Raw records
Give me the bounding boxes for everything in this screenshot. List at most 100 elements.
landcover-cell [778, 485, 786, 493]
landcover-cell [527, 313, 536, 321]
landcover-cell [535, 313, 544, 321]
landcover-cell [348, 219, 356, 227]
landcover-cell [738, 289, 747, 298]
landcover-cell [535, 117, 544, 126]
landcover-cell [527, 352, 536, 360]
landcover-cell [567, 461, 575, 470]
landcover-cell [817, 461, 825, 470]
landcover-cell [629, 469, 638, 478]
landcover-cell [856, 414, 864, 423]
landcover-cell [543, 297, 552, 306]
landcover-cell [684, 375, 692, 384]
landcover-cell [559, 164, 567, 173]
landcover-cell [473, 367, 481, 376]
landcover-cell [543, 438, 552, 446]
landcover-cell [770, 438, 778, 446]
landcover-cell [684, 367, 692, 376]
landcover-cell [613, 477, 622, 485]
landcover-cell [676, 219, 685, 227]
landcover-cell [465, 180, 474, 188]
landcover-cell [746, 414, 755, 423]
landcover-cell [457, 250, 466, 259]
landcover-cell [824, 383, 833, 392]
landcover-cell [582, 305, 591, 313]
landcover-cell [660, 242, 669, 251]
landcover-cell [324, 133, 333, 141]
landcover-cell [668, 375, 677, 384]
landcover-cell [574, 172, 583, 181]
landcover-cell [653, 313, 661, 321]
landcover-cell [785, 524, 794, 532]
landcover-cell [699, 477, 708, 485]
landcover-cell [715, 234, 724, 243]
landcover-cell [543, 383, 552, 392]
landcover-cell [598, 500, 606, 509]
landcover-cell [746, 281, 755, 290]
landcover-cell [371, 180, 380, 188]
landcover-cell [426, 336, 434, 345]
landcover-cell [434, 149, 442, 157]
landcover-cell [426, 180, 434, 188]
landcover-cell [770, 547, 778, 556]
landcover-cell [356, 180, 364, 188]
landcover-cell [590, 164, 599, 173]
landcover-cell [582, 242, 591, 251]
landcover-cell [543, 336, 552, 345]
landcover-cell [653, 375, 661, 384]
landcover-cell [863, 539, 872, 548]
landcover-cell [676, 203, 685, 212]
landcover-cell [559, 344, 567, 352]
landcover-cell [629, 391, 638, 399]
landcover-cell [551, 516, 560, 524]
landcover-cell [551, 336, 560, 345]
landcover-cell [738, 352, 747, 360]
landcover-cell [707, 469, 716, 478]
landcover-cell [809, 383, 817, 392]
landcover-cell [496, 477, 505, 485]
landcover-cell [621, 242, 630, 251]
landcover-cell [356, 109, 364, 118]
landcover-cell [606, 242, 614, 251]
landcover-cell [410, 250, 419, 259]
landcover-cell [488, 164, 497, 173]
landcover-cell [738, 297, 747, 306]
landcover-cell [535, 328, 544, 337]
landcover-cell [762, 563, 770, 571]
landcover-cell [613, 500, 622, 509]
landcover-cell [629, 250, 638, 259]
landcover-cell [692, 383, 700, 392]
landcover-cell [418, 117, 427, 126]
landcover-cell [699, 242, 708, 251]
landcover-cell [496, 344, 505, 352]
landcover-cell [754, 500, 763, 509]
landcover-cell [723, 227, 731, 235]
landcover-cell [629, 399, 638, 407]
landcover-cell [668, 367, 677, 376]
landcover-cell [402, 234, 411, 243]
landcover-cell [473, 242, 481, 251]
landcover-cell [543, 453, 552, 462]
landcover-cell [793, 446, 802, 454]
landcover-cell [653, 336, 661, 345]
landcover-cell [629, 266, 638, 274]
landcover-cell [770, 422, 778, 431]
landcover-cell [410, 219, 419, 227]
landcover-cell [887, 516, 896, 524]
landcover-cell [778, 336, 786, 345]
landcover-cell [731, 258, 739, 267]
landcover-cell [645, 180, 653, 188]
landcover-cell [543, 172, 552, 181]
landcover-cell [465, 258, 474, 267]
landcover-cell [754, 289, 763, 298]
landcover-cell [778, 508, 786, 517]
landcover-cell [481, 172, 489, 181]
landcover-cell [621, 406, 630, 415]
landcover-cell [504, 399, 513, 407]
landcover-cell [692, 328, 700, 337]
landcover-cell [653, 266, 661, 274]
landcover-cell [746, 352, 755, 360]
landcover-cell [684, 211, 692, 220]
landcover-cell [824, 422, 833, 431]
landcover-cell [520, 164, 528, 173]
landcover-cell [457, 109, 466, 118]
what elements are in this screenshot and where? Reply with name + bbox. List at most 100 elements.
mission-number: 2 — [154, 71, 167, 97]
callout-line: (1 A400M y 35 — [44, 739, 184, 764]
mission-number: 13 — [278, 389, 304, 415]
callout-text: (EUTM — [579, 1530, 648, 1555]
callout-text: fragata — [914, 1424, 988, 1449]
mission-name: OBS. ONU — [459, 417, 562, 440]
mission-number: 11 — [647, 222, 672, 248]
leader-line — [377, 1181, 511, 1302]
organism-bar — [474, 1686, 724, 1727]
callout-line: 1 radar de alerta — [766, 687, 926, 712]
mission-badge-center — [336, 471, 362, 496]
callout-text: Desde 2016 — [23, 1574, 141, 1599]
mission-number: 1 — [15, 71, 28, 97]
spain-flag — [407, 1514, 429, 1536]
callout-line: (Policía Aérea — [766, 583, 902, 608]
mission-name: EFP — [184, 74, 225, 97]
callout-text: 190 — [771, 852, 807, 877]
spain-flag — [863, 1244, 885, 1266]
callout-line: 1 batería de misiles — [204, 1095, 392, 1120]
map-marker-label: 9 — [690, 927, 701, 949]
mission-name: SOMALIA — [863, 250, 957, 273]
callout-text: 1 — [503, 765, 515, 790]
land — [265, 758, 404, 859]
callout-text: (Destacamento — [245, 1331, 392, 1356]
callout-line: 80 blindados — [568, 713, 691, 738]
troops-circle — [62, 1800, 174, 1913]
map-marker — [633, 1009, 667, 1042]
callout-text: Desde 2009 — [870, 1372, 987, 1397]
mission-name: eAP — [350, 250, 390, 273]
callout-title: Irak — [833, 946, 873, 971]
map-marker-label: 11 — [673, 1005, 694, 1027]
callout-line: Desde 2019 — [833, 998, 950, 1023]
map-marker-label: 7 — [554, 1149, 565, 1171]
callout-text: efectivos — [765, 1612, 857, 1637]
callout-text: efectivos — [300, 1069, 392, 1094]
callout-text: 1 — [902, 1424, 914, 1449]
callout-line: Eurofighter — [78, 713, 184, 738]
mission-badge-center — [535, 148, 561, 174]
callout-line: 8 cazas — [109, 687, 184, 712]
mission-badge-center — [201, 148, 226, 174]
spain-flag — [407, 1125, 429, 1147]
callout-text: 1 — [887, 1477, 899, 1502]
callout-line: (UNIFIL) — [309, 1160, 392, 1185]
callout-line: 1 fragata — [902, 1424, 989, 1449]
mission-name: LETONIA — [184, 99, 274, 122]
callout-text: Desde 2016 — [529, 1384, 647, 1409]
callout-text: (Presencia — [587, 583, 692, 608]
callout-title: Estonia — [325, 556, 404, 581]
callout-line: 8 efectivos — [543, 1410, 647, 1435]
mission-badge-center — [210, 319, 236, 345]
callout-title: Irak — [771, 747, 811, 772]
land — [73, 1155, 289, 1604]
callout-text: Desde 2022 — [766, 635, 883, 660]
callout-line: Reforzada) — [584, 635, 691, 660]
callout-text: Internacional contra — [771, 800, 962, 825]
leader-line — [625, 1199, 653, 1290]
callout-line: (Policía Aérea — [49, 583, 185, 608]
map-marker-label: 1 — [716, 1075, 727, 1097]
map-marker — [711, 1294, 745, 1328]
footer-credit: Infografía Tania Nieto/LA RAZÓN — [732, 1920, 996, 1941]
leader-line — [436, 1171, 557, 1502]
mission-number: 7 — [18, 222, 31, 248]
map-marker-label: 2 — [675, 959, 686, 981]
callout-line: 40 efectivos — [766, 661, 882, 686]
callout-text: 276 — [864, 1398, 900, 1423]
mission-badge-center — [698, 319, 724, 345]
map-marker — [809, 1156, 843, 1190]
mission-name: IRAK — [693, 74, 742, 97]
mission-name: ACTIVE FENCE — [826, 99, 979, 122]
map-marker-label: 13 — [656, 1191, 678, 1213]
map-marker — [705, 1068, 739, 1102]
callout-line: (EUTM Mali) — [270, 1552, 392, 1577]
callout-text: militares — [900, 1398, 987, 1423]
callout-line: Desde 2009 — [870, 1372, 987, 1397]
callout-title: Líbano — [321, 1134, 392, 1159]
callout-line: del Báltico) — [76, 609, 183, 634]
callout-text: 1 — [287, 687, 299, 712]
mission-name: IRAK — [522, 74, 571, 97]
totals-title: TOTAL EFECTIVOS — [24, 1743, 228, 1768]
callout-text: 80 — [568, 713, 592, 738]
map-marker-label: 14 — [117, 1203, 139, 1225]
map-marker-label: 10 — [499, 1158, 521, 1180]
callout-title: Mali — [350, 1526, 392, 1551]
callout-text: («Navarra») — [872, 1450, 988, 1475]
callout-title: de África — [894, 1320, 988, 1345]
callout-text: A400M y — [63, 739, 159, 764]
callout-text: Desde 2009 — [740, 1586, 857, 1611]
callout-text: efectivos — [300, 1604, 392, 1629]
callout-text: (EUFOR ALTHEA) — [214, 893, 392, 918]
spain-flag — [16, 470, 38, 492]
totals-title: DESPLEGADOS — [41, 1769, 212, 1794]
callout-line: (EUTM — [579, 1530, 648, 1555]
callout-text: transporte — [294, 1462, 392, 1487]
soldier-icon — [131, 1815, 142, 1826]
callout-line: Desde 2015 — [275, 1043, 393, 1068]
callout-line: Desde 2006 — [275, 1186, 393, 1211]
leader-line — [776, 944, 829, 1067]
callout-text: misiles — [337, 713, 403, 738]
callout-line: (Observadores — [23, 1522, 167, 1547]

▸ Task brief:
Can you quote the data from the start through the line containing "landcover-cell [746, 281, 755, 290]", keeping every line unchanged?

▸ Worked solution:
Give me the bounding boxes for everything in this screenshot. List at most 100 elements.
landcover-cell [778, 485, 786, 493]
landcover-cell [527, 313, 536, 321]
landcover-cell [535, 313, 544, 321]
landcover-cell [348, 219, 356, 227]
landcover-cell [738, 289, 747, 298]
landcover-cell [535, 117, 544, 126]
landcover-cell [527, 352, 536, 360]
landcover-cell [567, 461, 575, 470]
landcover-cell [817, 461, 825, 470]
landcover-cell [629, 469, 638, 478]
landcover-cell [856, 414, 864, 423]
landcover-cell [543, 297, 552, 306]
landcover-cell [684, 375, 692, 384]
landcover-cell [559, 164, 567, 173]
landcover-cell [473, 367, 481, 376]
landcover-cell [543, 438, 552, 446]
landcover-cell [770, 438, 778, 446]
landcover-cell [684, 367, 692, 376]
landcover-cell [613, 477, 622, 485]
landcover-cell [676, 219, 685, 227]
landcover-cell [465, 180, 474, 188]
landcover-cell [746, 414, 755, 423]
landcover-cell [457, 250, 466, 259]
landcover-cell [824, 383, 833, 392]
landcover-cell [582, 305, 591, 313]
landcover-cell [660, 242, 669, 251]
landcover-cell [324, 133, 333, 141]
landcover-cell [668, 375, 677, 384]
landcover-cell [574, 172, 583, 181]
landcover-cell [653, 313, 661, 321]
landcover-cell [785, 524, 794, 532]
landcover-cell [699, 477, 708, 485]
landcover-cell [715, 234, 724, 243]
landcover-cell [543, 383, 552, 392]
landcover-cell [598, 500, 606, 509]
landcover-cell [746, 281, 755, 290]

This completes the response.